--- Written problem ---
Copy every line from the data below in which the string "β是第一象限角" can be found.

--- Data for this task ---
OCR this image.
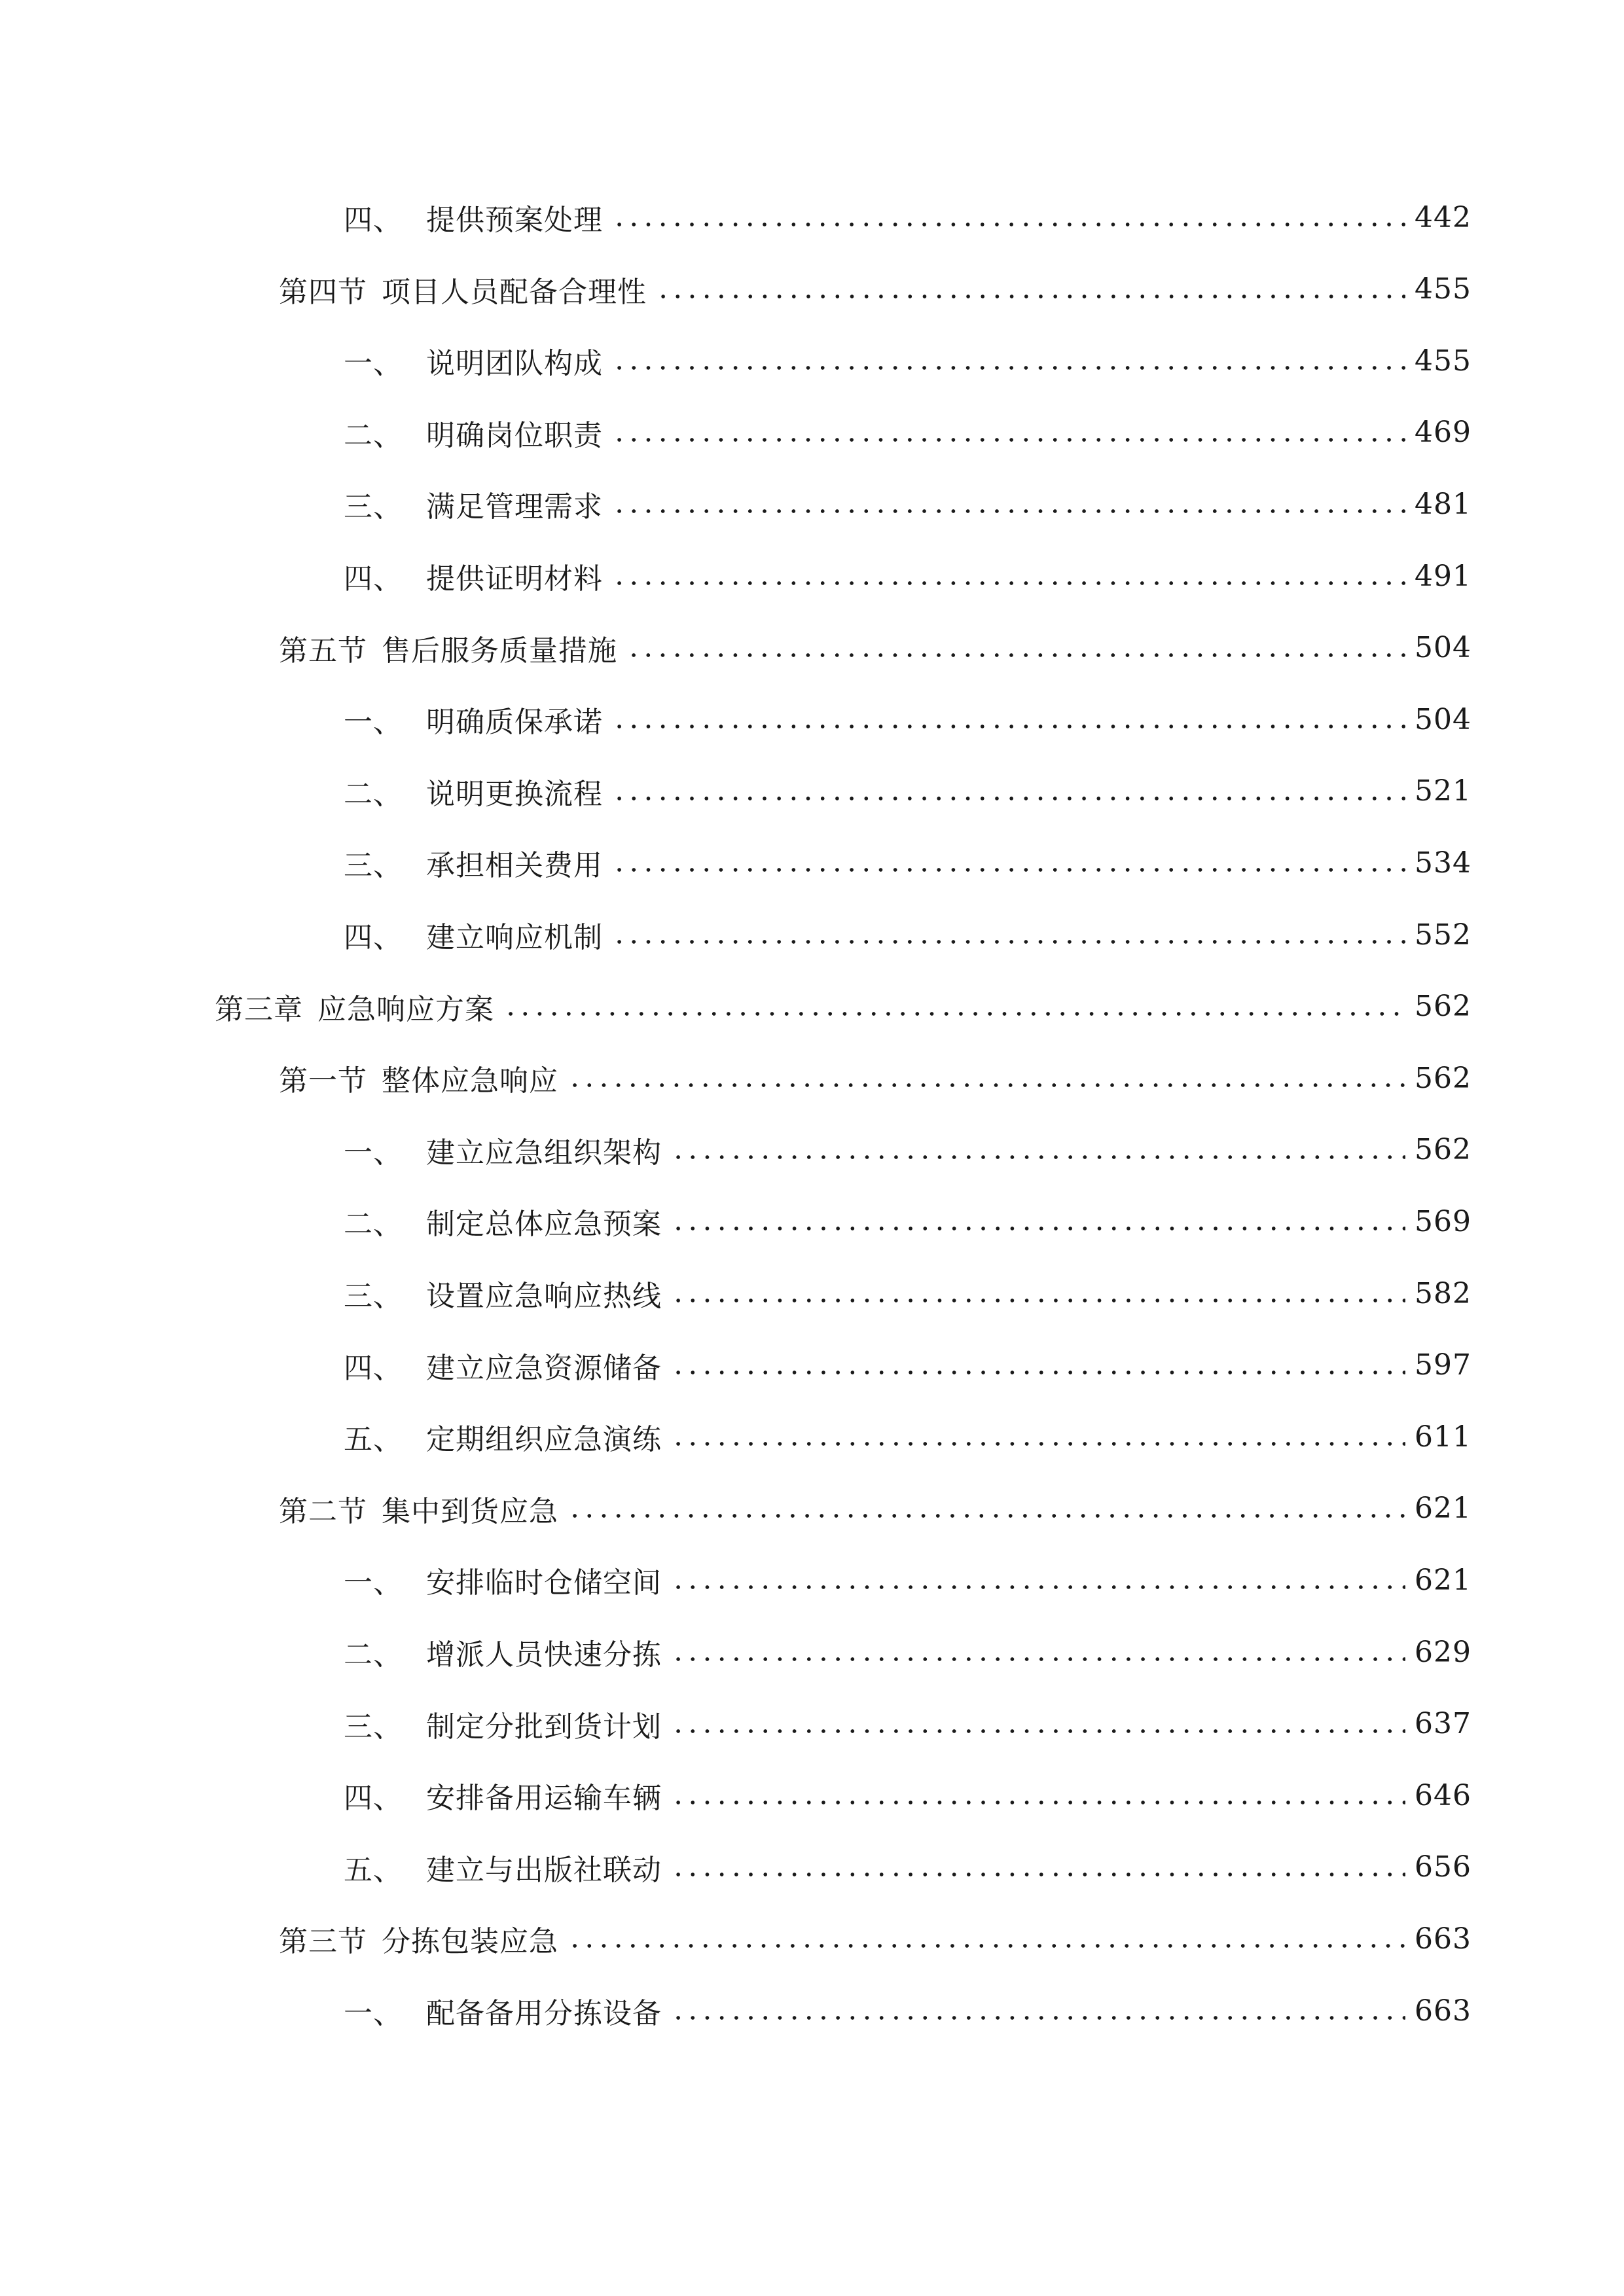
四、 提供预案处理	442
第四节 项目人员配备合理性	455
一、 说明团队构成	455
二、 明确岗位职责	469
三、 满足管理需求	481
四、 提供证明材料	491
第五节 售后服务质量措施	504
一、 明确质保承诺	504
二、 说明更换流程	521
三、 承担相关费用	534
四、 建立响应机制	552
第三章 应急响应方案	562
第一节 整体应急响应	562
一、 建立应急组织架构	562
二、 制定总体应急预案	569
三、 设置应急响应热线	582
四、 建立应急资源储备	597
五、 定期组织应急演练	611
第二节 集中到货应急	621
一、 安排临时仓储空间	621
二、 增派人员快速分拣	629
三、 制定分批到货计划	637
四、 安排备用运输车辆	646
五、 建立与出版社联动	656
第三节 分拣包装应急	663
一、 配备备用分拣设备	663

---

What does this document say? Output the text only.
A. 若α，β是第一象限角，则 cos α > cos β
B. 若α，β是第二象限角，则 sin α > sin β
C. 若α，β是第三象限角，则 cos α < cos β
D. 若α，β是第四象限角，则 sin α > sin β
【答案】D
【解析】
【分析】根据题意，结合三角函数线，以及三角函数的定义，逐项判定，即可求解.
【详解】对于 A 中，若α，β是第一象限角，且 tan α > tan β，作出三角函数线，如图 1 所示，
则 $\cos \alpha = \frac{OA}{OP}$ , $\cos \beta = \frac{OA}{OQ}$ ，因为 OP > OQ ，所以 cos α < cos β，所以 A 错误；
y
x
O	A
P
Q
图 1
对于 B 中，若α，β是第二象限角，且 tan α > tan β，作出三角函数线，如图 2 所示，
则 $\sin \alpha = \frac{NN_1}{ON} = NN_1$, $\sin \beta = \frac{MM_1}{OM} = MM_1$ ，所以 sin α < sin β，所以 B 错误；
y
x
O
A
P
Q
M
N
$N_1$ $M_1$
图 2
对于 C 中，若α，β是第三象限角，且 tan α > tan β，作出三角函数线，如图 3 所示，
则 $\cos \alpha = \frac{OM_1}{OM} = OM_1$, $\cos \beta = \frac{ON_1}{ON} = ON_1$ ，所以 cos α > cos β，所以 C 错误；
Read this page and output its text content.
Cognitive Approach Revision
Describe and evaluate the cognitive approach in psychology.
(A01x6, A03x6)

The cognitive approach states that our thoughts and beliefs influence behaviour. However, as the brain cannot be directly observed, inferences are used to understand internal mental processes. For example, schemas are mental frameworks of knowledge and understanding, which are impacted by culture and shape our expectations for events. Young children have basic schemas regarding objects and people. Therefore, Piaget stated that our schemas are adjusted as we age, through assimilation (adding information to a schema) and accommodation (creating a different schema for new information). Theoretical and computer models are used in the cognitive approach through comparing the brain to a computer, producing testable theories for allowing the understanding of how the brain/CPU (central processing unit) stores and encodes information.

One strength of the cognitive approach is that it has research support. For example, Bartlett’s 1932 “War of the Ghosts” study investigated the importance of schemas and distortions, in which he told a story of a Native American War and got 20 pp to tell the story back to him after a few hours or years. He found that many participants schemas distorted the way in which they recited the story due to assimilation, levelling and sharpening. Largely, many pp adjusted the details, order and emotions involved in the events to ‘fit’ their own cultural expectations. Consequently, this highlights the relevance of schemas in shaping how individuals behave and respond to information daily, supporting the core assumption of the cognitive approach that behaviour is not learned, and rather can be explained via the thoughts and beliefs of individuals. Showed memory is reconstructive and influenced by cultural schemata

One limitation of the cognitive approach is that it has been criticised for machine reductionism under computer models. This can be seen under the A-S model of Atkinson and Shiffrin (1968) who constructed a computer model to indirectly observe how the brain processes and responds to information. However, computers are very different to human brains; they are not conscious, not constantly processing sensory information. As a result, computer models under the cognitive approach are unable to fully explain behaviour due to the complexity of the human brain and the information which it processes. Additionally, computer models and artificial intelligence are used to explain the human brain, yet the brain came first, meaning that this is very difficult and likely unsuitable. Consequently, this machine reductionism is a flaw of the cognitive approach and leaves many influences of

--- Solved problem ---
A. 若α，β是第一象限角，则 cos α > cos β
【详解】对于 A 中，若α，β是第一象限角，且 tan α > tan β，作出三角函数线，如图 1 所示，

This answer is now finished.